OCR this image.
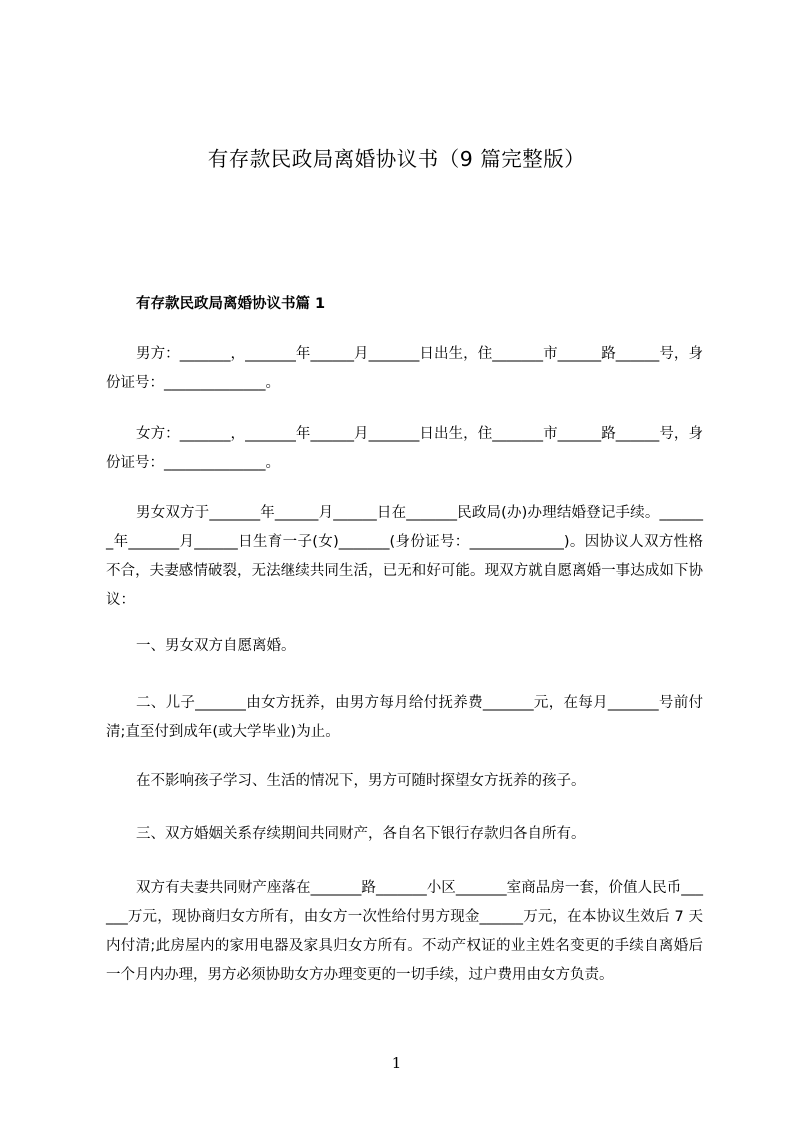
有存款民政局离婚协议书（9 篇完整版）
有存款民政局离婚协议书篇 1

男方：_______，_______年______月_______日出生，住_______市______路______号，身份证号：______________。

女方：_______，_______年______月_______日出生，住_______市______路______号，身份证号：______________。

男女双方于_______年______月______日在_______民政局(办)办理结婚登记手续。_______年_______月______日生育一子(女)_______(身份证号：_____________)。因协议人双方性格不合，夫妻感情破裂，无法继续共同生活，已无和好可能。现双方就自愿离婚一事达成如下协议：

一、男女双方自愿离婚。

二、儿子_______由女方抚养，由男方每月给付抚养费_______元，在每月_______号前付清;直至付到成年(或大学毕业)为止。

在不影响孩子学习、生活的情况下，男方可随时探望女方抚养的孩子。

三、双方婚姻关系存续期间共同财产，各自名下银行存款归各自所有。

双方有夫妻共同财产座落在_______路_______小区_______室商品房一套，价值人民币______万元，现协商归女方所有，由女方一次性给付男方现金______万元，在本协议生效后 7 天内付清;此房屋内的家用电器及家具归女方所有。不动产权证的业主姓名变更的手续自离婚后一个月内办理，男方必须协助女方办理变更的一切手续，过户费用由女方负责。

1
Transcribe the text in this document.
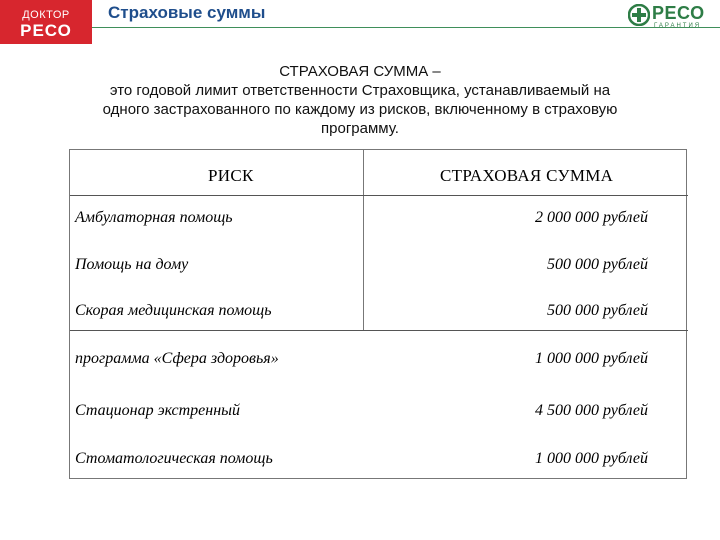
ДОКТОР
РЕСО
Страховые суммы	РЕСО
ГАРАНТИЯ
СТРАХОВАЯ СУММА –
это годовой лимит ответственности Страховщика, устанавливаемый на
одного застрахованного по каждому из рисков, включенному в страховую
программу.
РИСК	СТРАХОВАЯ СУММА
Амбулаторная помощь	2 000 000 рублей
Помощь на дому	500 000 рублей
Скорая медицинская помощь	500 000 рублей
программа «Сфера здоровья»	1 000 000 рублей
Стационар экстренный	4 500 000 рублей
Стоматологическая помощь	1 000 000 рублей
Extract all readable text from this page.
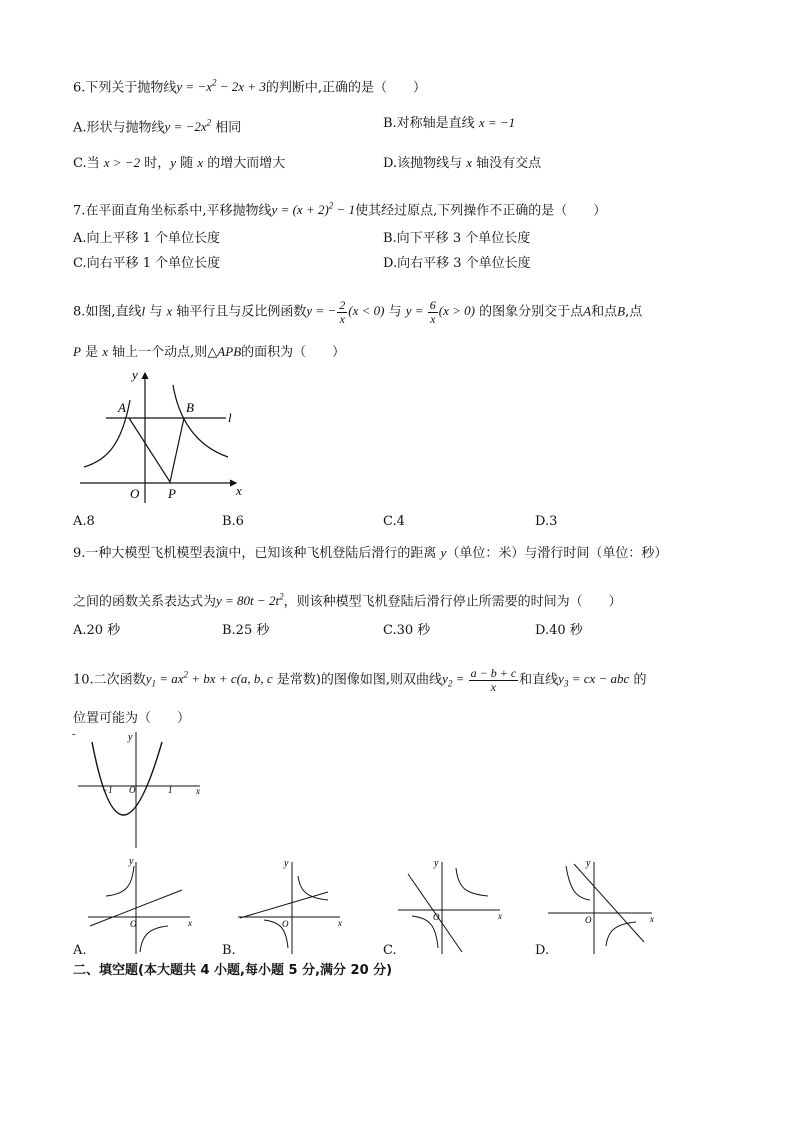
6.下列关于抛物线$y = -x^2 - 2x + 3$的判断中,正确的是（　　）
A.形状与抛物线$y = -2x^2$ 相同	B.对称轴是直线 x = −1
C.当 x > −2 时，y 随 x 的增大而增大	D.该抛物线与 x 轴没有交点
7.在平面直角坐标系中,平移抛物线$y = (x + 2)^2 - 1$使其经过原点,下列操作不正确的是（　　）
A.向上平移 1 个单位长度	B.向下平移 3 个单位长度
C.向右平移 1 个单位长度	D.向右平移 3 个单位长度
8.如图,直线l 与 x 轴平行且与反比例函数y = − $\frac{2}{x} (x < 0)$ 与 $y = \frac{6}{x} (x > 0)$ 的图象分别交于点A和点B,点
P 是 x 轴上一个动点,则△APB的面积为（　　）
y
x
A	B
l
O P
A.8	B.6	C.4	D.3
9.一种大模型飞机模型表演中，已知该种飞机登陆后滑行的距离 y（单位：米）与滑行时间（单位：秒）
之间的函数关系表达式为$y = 80t - 2t^2$，则该种模型飞机登陆后滑行停止所需要的时间为（　　）
A.20 秒	B.25 秒	C.30 秒	D.40 秒
10.二次函数$y_1 = ax^2$ + bx + c(a, b, c 是常数)的图像如图,则双曲线$y_2 = \frac{a - b + c}{x}$ 和直线$y_3$ = cx − abc 的
位置可能为（　　）
-	y
x
O
−1	1
y
x
O
A.
y
x
O
B.
y
x
O
C.
y
x
O
D.
二、填空题(本大题共 4 小题,每小题 5 分,满分 20 分)
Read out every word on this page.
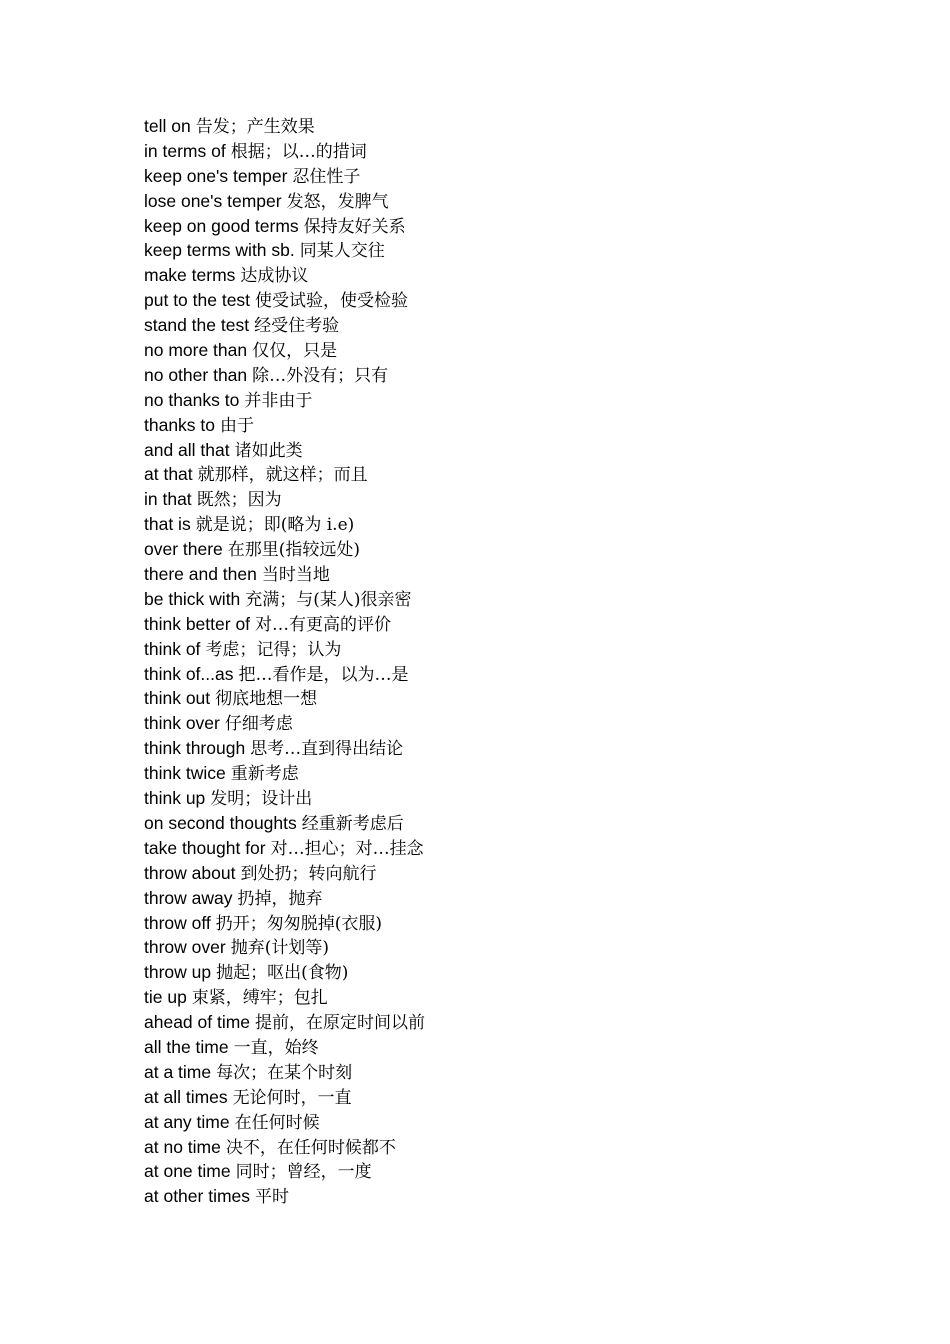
tell on 告发；产生效果
in terms of 根据；以…的措词
keep one's temper 忍住性子
lose one's temper 发怒，发脾气
keep on good terms 保持友好关系
keep terms with sb. 同某人交往
make terms 达成协议
put to the test 使受试验，使受检验
stand the test 经受住考验
no more than 仅仅，只是
no other than 除…外没有；只有
no thanks to 并非由于
thanks to 由于
and all that 诸如此类
at that 就那样，就这样；而且
in that 既然；因为
that is 就是说；即(略为 i.e)
over there 在那里(指较远处)
there and then 当时当地
be thick with 充满；与(某人)很亲密
think better of 对…有更高的评价
think of 考虑；记得；认为
think of...as 把…看作是，以为…是
think out 彻底地想一想
think over 仔细考虑
think through 思考…直到得出结论
think twice 重新考虑
think up 发明；设计出
on second thoughts 经重新考虑后
take thought for 对…担心；对…挂念
throw about 到处扔；转向航行
throw away 扔掉，抛弃
throw off 扔开；匆匆脱掉(衣服)
throw over 抛弃(计划等)
throw up 抛起；呕出(食物)
tie up 束紧，缚牢；包扎
ahead of time 提前，在原定时间以前
all the time 一直，始终
at a time 每次；在某个时刻
at all times 无论何时，一直
at any time 在任何时候
at no time 决不，在任何时候都不
at one time 同时；曾经，一度
at other times 平时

-- Written instruction --
Copy out the lines that hold "个单位长度".

-- Written answer --
A.向上平移 1 个单位长度	B.向下平移 3 个单位长度
C.向右平移 1 个单位长度	D.向右平移 3 个单位长度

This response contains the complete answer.